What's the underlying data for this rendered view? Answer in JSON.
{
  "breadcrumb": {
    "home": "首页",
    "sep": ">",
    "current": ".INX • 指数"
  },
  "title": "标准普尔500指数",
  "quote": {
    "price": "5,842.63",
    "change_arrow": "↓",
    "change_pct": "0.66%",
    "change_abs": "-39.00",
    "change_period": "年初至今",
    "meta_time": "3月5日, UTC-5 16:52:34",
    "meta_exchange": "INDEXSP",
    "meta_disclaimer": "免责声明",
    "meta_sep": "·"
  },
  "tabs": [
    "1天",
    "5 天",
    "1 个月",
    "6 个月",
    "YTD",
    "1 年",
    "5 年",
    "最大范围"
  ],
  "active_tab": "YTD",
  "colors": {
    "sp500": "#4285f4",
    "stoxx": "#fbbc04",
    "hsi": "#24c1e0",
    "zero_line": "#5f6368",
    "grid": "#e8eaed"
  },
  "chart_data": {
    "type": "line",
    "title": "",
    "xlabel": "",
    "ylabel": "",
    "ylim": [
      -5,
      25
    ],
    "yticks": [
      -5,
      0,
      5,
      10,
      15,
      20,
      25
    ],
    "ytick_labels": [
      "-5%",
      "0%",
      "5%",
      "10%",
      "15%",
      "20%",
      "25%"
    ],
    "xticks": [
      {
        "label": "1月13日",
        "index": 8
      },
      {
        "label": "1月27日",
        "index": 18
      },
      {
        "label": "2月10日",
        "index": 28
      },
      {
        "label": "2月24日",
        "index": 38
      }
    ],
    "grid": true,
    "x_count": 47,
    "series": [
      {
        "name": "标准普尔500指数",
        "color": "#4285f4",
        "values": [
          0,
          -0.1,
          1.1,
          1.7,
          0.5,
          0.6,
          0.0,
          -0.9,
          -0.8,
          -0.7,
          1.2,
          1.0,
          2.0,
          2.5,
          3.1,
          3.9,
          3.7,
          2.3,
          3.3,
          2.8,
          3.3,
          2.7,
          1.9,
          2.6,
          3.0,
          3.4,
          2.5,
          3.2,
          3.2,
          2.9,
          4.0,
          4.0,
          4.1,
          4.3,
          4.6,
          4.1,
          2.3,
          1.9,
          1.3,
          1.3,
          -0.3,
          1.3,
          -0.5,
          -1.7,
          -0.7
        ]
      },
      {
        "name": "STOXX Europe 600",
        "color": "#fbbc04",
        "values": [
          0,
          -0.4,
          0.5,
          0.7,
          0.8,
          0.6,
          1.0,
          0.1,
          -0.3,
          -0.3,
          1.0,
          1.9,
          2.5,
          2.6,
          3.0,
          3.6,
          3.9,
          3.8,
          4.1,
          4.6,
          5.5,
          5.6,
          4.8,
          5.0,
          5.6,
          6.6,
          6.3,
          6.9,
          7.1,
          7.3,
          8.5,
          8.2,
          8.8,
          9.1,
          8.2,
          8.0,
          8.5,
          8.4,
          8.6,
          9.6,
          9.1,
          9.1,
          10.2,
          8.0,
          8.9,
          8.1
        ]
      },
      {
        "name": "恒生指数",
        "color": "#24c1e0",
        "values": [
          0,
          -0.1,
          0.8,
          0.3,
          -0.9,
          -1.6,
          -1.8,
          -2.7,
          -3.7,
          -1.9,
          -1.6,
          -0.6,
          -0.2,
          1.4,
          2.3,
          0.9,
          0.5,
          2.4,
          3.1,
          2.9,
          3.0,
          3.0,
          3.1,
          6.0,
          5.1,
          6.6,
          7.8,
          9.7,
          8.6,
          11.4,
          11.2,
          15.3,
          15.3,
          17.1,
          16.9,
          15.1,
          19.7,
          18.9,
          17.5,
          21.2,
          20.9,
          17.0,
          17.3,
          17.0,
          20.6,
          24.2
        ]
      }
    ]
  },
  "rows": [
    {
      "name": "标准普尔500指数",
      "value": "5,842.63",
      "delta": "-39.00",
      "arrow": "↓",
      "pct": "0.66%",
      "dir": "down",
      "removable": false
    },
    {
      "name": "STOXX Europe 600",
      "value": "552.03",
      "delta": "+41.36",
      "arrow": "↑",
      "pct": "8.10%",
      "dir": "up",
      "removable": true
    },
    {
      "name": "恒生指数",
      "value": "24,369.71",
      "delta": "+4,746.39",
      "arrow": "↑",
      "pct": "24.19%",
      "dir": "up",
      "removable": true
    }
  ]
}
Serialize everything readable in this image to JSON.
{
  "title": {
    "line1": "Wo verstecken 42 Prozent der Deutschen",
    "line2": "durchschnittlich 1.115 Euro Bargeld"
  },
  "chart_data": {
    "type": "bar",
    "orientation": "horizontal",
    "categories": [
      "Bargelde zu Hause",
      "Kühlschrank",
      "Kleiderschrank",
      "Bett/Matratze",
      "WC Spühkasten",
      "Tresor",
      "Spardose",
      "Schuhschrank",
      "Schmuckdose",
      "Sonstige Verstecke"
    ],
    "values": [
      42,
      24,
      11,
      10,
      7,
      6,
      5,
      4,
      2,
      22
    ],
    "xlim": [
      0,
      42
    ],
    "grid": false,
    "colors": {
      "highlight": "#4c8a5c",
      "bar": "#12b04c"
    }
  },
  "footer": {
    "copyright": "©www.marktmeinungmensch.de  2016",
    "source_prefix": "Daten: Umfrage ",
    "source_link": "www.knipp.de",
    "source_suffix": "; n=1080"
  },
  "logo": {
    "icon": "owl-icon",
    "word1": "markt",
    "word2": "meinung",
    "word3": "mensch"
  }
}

+++++

Repeat the material above in full, keeping every word.

What's the underlying data for this rendered view? Answer in JSON.
{
  "breadcrumb": {
    "home": "首页",
    "sep": ">",
    "current": ".INX • 指数"
  },
  "title": "标准普尔500指数",
  "quote": {
    "price": "5,842.63",
    "change_arrow": "↓",
    "change_pct": "0.66%",
    "change_abs": "-39.00",
    "change_period": "年初至今",
    "meta_time": "3月5日, UTC-5 16:52:34",
    "meta_exchange": "INDEXSP",
    "meta_disclaimer": "免责声明",
    "meta_sep": "·"
  },
  "tabs": [
    "1天",
    "5 天",
    "1 个月",
    "6 个月",
    "YTD",
    "1 年",
    "5 年",
    "最大范围"
  ],
  "active_tab": "YTD",
  "colors": {
    "sp500": "#4285f4",
    "stoxx": "#fbbc04",
    "hsi": "#24c1e0",
    "zero_line": "#5f6368",
    "grid": "#e8eaed"
  },
  "chart_data": {
    "type": "line",
    "title": "",
    "xlabel": "",
    "ylabel": "",
    "ylim": [
      -5,
      25
    ],
    "yticks": [
      -5,
      0,
      5,
      10,
      15,
      20,
      25
    ],
    "ytick_labels": [
      "-5%",
      "0%",
      "5%",
      "10%",
      "15%",
      "20%",
      "25%"
    ],
    "xticks": [
      {
        "label": "1月13日",
        "index": 8
      },
      {
        "label": "1月27日",
        "index": 18
      },
      {
        "label": "2月10日",
        "index": 28
      },
      {
        "label": "2月24日",
        "index": 38
      }
    ],
    "grid": true,
    "x_count": 47,
    "series": [
      {
        "name": "标准普尔500指数",
        "color": "#4285f4",
        "values": [
          0,
          -0.1,
          1.1,
          1.7,
          0.5,
          0.6,
          0.0,
          -0.9,
          -0.8,
          -0.7,
          1.2,
          1.0,
          2.0,
          2.5,
          3.1,
          3.9,
          3.7,
          2.3,
          3.3,
          2.8,
          3.3,
          2.7,
          1.9,
          2.6,
          3.0,
          3.4,
          2.5,
          3.2,
          3.2,
          2.9,
          4.0,
          4.0,
          4.1,
          4.3,
          4.6,
          4.1,
          2.3,
          1.9,
          1.3,
          1.3,
          -0.3,
          1.3,
          -0.5,
          -1.7,
          -0.7
        ]
      },
      {
        "name": "STOXX Europe 600",
        "color": "#fbbc04",
        "values": [
          0,
          -0.4,
          0.5,
          0.7,
          0.8,
          0.6,
          1.0,
          0.1,
          -0.3,
          -0.3,
          1.0,
          1.9,
          2.5,
          2.6,
          3.0,
          3.6,
          3.9,
          3.8,
          4.1,
          4.6,
          5.5,
          5.6,
          4.8,
          5.0,
          5.6,
          6.6,
          6.3,
          6.9,
          7.1,
          7.3,
          8.5,
          8.2,
          8.8,
          9.1,
          8.2,
          8.0,
          8.5,
          8.4,
          8.6,
          9.6,
          9.1,
          9.1,
          10.2,
          8.0,
          8.9,
          8.1
        ]
      },
      {
        "name": "恒生指数",
        "color": "#24c1e0",
        "values": [
          0,
          -0.1,
          0.8,
          0.3,
          -0.9,
          -1.6,
          -1.8,
          -2.7,
          -3.7,
          -1.9,
          -1.6,
          -0.6,
          -0.2,
          1.4,
          2.3,
          0.9,
          0.5,
          2.4,
          3.1,
          2.9,
          3.0,
          3.0,
          3.1,
          6.0,
          5.1,
          6.6,
          7.8,
          9.7,
          8.6,
          11.4,
          11.2,
          15.3,
          15.3,
          17.1,
          16.9,
          15.1,
          19.7,
          18.9,
          17.5,
          21.2,
          20.9,
          17.0,
          17.3,
          17.0,
          20.6,
          24.2
        ]
      }
    ]
  },
  "rows": [
    {
      "name": "标准普尔500指数",
      "value": "5,842.63",
      "delta": "-39.00",
      "arrow": "↓",
      "pct": "0.66%",
      "dir": "down",
      "removable": false
    },
    {
      "name": "STOXX Europe 600",
      "value": "552.03",
      "delta": "+41.36",
      "arrow": "↑",
      "pct": "8.10%",
      "dir": "up",
      "removable": true
    },
    {
      "name": "恒生指数",
      "value": "24,369.71",
      "delta": "+4,746.39",
      "arrow": "↑",
      "pct": "24.19%",
      "dir": "up",
      "removable": true
    }
  ]
}
Serialize everything readable in this image to JSON.
{
  "title": {
    "line1": "Wo verstecken 42 Prozent der Deutschen",
    "line2": "durchschnittlich 1.115 Euro Bargeld"
  },
  "chart_data": {
    "type": "bar",
    "orientation": "horizontal",
    "categories": [
      "Bargelde zu Hause",
      "Kühlschrank",
      "Kleiderschrank",
      "Bett/Matratze",
      "WC Spühkasten",
      "Tresor",
      "Spardose",
      "Schuhschrank",
      "Schmuckdose",
      "Sonstige Verstecke"
    ],
    "values": [
      42,
      24,
      11,
      10,
      7,
      6,
      5,
      4,
      2,
      22
    ],
    "xlim": [
      0,
      42
    ],
    "grid": false,
    "colors": {
      "highlight": "#4c8a5c",
      "bar": "#12b04c"
    }
  },
  "footer": {
    "copyright": "©www.marktmeinungmensch.de  2016",
    "source_prefix": "Daten: Umfrage ",
    "source_link": "www.knipp.de",
    "source_suffix": "; n=1080"
  },
  "logo": {
    "icon": "owl-icon",
    "word1": "markt",
    "word2": "meinung",
    "word3": "mensch"
  }
}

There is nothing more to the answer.